# start of SOURCE DATA

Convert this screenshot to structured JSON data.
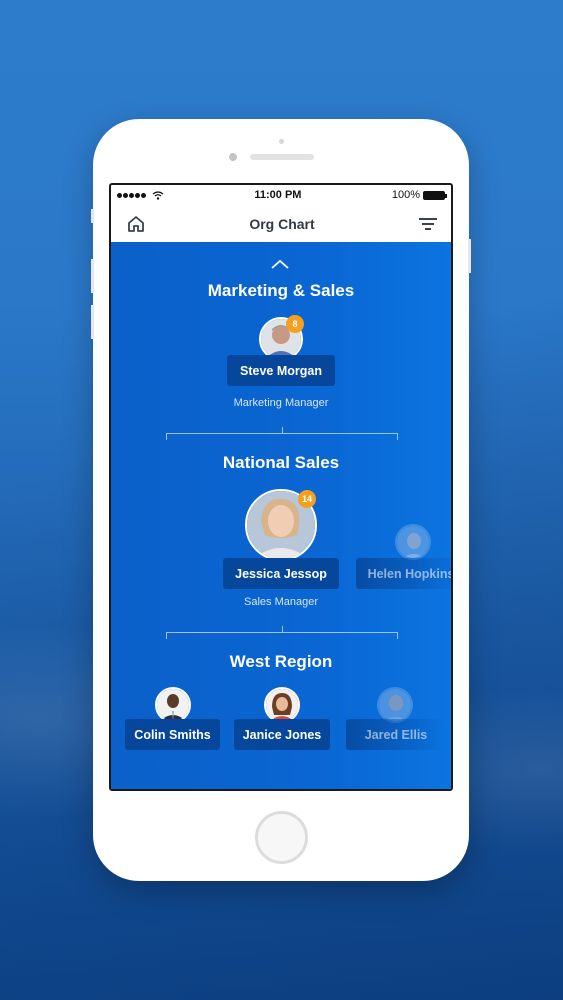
{
  "status_bar": {
    "signal_dots": 5,
    "time": "11:00 PM",
    "battery_percent": "100%"
  },
  "nav": {
    "title": "Org Chart",
    "home_icon": "home-icon",
    "filter_icon": "filter-icon"
  },
  "collapse_icon": "chevron-up-icon",
  "sections": [
    {
      "title": "Marketing & Sales",
      "people": [
        {
          "name": "Steve Morgan",
          "role": "Marketing Manager",
          "badge": "8"
        }
      ]
    },
    {
      "title": "National Sales",
      "people": [
        {
          "name": "Jessica Jessop",
          "role": "Sales Manager",
          "badge": "14"
        },
        {
          "name": "Helen Hopkins"
        }
      ]
    },
    {
      "title": "West Region",
      "people": [
        {
          "name": "Colin Smiths"
        },
        {
          "name": "Janice Jones"
        },
        {
          "name": "Jared Ellis"
        }
      ]
    }
  ],
  "colors": {
    "accent": "#0a66d3",
    "name_chip": "#06479b",
    "badge": "#f5a01f"
  }
}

# end of SOURCE DATA

◆ BRIEF
Generate a word-for-word copy of the preceding records, excluding all pictures.

◆ CORRECT RESULT
Convert this screenshot to structured JSON data.
{
  "status_bar": {
    "signal_dots": 5,
    "time": "11:00 PM",
    "battery_percent": "100%"
  },
  "nav": {
    "title": "Org Chart",
    "home_icon": "home-icon",
    "filter_icon": "filter-icon"
  },
  "collapse_icon": "chevron-up-icon",
  "sections": [
    {
      "title": "Marketing & Sales",
      "people": [
        {
          "name": "Steve Morgan",
          "role": "Marketing Manager",
          "badge": "8"
        }
      ]
    },
    {
      "title": "National Sales",
      "people": [
        {
          "name": "Jessica Jessop",
          "role": "Sales Manager",
          "badge": "14"
        },
        {
          "name": "Helen Hopkins"
        }
      ]
    },
    {
      "title": "West Region",
      "people": [
        {
          "name": "Colin Smiths"
        },
        {
          "name": "Janice Jones"
        },
        {
          "name": "Jared Ellis"
        }
      ]
    }
  ],
  "colors": {
    "accent": "#0a66d3",
    "name_chip": "#06479b",
    "badge": "#f5a01f"
  }
}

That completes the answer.